───── Source material ─────

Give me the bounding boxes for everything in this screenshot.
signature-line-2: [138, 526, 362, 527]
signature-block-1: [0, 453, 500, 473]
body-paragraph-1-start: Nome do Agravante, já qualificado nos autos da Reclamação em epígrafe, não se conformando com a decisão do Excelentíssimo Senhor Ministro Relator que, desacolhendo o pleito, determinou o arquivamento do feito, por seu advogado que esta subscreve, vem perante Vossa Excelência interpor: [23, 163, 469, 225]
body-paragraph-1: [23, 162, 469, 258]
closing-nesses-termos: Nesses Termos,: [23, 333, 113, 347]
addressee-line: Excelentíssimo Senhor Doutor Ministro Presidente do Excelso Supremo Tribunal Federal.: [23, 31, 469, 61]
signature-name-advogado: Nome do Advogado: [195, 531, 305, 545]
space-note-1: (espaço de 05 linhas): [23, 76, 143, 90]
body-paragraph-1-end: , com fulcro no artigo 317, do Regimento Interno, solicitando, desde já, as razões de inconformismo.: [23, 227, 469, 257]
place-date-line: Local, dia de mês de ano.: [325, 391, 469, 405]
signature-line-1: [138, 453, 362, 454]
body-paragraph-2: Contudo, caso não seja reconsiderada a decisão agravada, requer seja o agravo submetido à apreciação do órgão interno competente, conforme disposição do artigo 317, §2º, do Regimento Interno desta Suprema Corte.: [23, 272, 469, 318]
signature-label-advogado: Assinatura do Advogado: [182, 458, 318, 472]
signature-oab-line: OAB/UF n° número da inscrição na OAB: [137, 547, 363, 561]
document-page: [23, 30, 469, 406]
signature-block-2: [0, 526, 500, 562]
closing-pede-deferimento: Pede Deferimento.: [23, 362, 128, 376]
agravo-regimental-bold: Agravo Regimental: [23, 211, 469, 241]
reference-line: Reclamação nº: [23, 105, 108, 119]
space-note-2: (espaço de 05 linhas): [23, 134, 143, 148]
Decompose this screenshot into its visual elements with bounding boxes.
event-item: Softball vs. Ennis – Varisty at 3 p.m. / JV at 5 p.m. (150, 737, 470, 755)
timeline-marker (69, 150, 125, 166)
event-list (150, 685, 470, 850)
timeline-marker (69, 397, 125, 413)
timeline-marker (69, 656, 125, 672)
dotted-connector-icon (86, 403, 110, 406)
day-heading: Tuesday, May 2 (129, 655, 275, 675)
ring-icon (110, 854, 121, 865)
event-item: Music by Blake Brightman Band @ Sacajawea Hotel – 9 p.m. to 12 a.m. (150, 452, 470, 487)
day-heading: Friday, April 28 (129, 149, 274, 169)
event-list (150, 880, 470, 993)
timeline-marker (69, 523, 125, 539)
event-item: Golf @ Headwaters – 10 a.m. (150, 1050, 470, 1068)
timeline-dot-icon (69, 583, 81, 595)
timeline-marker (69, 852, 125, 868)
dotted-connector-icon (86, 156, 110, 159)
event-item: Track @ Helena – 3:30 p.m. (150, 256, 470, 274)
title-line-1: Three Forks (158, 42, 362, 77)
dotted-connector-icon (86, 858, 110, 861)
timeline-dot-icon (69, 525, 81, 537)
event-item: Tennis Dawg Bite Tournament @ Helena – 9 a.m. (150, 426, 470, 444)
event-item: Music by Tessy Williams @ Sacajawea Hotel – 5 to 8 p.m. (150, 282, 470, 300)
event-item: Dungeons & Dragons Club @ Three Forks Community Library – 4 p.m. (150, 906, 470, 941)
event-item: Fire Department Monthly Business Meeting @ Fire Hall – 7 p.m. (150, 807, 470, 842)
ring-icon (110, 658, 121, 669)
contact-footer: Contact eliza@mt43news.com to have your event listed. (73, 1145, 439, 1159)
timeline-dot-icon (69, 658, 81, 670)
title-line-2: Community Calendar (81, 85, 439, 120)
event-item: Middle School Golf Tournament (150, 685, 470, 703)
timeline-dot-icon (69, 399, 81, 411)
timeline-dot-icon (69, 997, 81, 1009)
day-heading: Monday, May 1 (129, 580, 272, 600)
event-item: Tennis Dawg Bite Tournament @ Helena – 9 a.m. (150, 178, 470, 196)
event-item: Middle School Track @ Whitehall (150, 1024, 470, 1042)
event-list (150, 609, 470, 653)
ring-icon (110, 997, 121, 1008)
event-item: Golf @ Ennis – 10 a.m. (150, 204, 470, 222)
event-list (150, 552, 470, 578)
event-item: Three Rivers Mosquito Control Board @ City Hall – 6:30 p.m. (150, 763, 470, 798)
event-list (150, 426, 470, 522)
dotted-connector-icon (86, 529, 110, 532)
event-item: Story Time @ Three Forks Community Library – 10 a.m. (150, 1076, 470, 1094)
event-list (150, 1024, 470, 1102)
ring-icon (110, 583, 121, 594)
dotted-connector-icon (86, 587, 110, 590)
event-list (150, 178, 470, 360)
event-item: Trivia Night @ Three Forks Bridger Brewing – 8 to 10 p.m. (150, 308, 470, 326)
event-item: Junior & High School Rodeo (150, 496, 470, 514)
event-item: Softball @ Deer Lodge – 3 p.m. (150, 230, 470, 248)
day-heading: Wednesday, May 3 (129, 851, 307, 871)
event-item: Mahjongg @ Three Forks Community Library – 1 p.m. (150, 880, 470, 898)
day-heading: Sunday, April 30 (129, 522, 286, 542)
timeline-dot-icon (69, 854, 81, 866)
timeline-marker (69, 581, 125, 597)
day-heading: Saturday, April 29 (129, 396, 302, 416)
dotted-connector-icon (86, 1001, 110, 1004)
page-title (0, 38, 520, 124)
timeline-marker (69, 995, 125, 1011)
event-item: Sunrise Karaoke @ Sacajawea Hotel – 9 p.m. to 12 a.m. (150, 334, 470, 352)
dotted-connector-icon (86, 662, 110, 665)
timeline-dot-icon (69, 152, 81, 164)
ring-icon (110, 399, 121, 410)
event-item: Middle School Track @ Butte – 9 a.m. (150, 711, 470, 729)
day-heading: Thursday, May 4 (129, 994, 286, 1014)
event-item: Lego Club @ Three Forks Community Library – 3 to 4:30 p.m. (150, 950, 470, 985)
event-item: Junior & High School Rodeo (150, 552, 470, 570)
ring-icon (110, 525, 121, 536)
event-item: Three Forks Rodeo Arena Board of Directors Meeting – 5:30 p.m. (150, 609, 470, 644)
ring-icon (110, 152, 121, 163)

─────

Problem: Rewrite all the items above, replacing every "ring-icon" with "circle-icon" and leaving everything else as it is.

Expected answer:
Give me the bounding boxes for everything in this screenshot.
signature-line-2: [138, 526, 362, 527]
signature-block-1: [0, 453, 500, 473]
body-paragraph-1-start: Nome do Agravante, já qualificado nos autos da Reclamação em epígrafe, não se conformando com a decisão do Excelentíssimo Senhor Ministro Relator que, desacolhendo o pleito, determinou o arquivamento do feito, por seu advogado que esta subscreve, vem perante Vossa Excelência interpor: [23, 163, 469, 225]
body-paragraph-1: [23, 162, 469, 258]
closing-nesses-termos: Nesses Termos,: [23, 333, 113, 347]
addressee-line: Excelentíssimo Senhor Doutor Ministro Presidente do Excelso Supremo Tribunal Federal.: [23, 31, 469, 61]
signature-name-advogado: Nome do Advogado: [195, 531, 305, 545]
space-note-1: (espaço de 05 linhas): [23, 76, 143, 90]
body-paragraph-1-end: , com fulcro no artigo 317, do Regimento Interno, solicitando, desde já, as razões de inconformismo.: [23, 227, 469, 257]
place-date-line: Local, dia de mês de ano.: [325, 391, 469, 405]
signature-line-1: [138, 453, 362, 454]
body-paragraph-2: Contudo, caso não seja reconsiderada a decisão agravada, requer seja o agravo submetido à apreciação do órgão interno competente, conforme disposição do artigo 317, §2º, do Regimento Interno desta Suprema Corte.: [23, 272, 469, 318]
signature-label-advogado: Assinatura do Advogado: [182, 458, 318, 472]
signature-oab-line: OAB/UF n° número da inscrição na OAB: [137, 547, 363, 561]
document-page: [23, 30, 469, 406]
signature-block-2: [0, 526, 500, 562]
closing-pede-deferimento: Pede Deferimento.: [23, 362, 128, 376]
agravo-regimental-bold: Agravo Regimental: [23, 211, 469, 241]
reference-line: Reclamação nº: [23, 105, 108, 119]
space-note-2: (espaço de 05 linhas): [23, 134, 143, 148]
Decompose this screenshot into its visual elements with bounding boxes.
event-item: Softball vs. Ennis – Varisty at 3 p.m. / JV at 5 p.m. (150, 737, 470, 755)
timeline-marker (69, 150, 125, 166)
event-list (150, 685, 470, 850)
timeline-marker (69, 397, 125, 413)
timeline-marker (69, 656, 125, 672)
dotted-connector-icon (86, 403, 110, 406)
day-heading: Tuesday, May 2 (129, 655, 275, 675)
circle-icon (110, 854, 121, 865)
event-item: Music by Blake Brightman Band @ Sacajawea Hotel – 9 p.m. to 12 a.m. (150, 452, 470, 487)
day-heading: Friday, April 28 (129, 149, 274, 169)
event-list (150, 880, 470, 993)
timeline-marker (69, 523, 125, 539)
event-item: Golf @ Headwaters – 10 a.m. (150, 1050, 470, 1068)
timeline-dot-icon (69, 583, 81, 595)
timeline-marker (69, 852, 125, 868)
dotted-connector-icon (86, 156, 110, 159)
event-item: Track @ Helena – 3:30 p.m. (150, 256, 470, 274)
title-line-1: Three Forks (158, 42, 362, 77)
dotted-connector-icon (86, 858, 110, 861)
timeline-dot-icon (69, 525, 81, 537)
event-item: Tennis Dawg Bite Tournament @ Helena – 9 a.m. (150, 426, 470, 444)
event-item: Music by Tessy Williams @ Sacajawea Hotel – 5 to 8 p.m. (150, 282, 470, 300)
event-item: Dungeons & Dragons Club @ Three Forks Community Library – 4 p.m. (150, 906, 470, 941)
event-item: Fire Department Monthly Business Meeting @ Fire Hall – 7 p.m. (150, 807, 470, 842)
circle-icon (110, 658, 121, 669)
contact-footer: Contact eliza@mt43news.com to have your event listed. (73, 1145, 439, 1159)
timeline-dot-icon (69, 658, 81, 670)
title-line-2: Community Calendar (81, 85, 439, 120)
event-item: Middle School Golf Tournament (150, 685, 470, 703)
timeline-dot-icon (69, 399, 81, 411)
timeline-dot-icon (69, 997, 81, 1009)
day-heading: Monday, May 1 (129, 580, 272, 600)
event-item: Tennis Dawg Bite Tournament @ Helena – 9 a.m. (150, 178, 470, 196)
event-item: Middle School Track @ Whitehall (150, 1024, 470, 1042)
event-list (150, 609, 470, 653)
circle-icon (110, 997, 121, 1008)
event-item: Golf @ Ennis – 10 a.m. (150, 204, 470, 222)
event-list (150, 552, 470, 578)
event-item: Three Rivers Mosquito Control Board @ City Hall – 6:30 p.m. (150, 763, 470, 798)
event-list (150, 426, 470, 522)
dotted-connector-icon (86, 529, 110, 532)
event-item: Story Time @ Three Forks Community Library – 10 a.m. (150, 1076, 470, 1094)
event-list (150, 1024, 470, 1102)
circle-icon (110, 583, 121, 594)
dotted-connector-icon (86, 587, 110, 590)
event-list (150, 178, 470, 360)
event-item: Trivia Night @ Three Forks Bridger Brewing – 8 to 10 p.m. (150, 308, 470, 326)
event-item: Junior & High School Rodeo (150, 496, 470, 514)
event-item: Softball @ Deer Lodge – 3 p.m. (150, 230, 470, 248)
day-heading: Wednesday, May 3 (129, 851, 307, 871)
event-item: Mahjongg @ Three Forks Community Library – 1 p.m. (150, 880, 470, 898)
day-heading: Sunday, April 30 (129, 522, 286, 542)
timeline-dot-icon (69, 854, 81, 866)
timeline-marker (69, 581, 125, 597)
day-heading: Saturday, April 29 (129, 396, 302, 416)
dotted-connector-icon (86, 1001, 110, 1004)
page-title (0, 38, 520, 124)
timeline-marker (69, 995, 125, 1011)
event-item: Sunrise Karaoke @ Sacajawea Hotel – 9 p.m. to 12 a.m. (150, 334, 470, 352)
dotted-connector-icon (86, 662, 110, 665)
timeline-dot-icon (69, 152, 81, 164)
circle-icon (110, 399, 121, 410)
event-item: Middle School Track @ Butte – 9 a.m. (150, 711, 470, 729)
day-heading: Thursday, May 4 (129, 994, 286, 1014)
event-item: Lego Club @ Three Forks Community Library – 3 to 4:30 p.m. (150, 950, 470, 985)
event-item: Junior & High School Rodeo (150, 552, 470, 570)
circle-icon (110, 525, 121, 536)
event-item: Three Forks Rodeo Arena Board of Directors Meeting – 5:30 p.m. (150, 609, 470, 644)
circle-icon (110, 152, 121, 163)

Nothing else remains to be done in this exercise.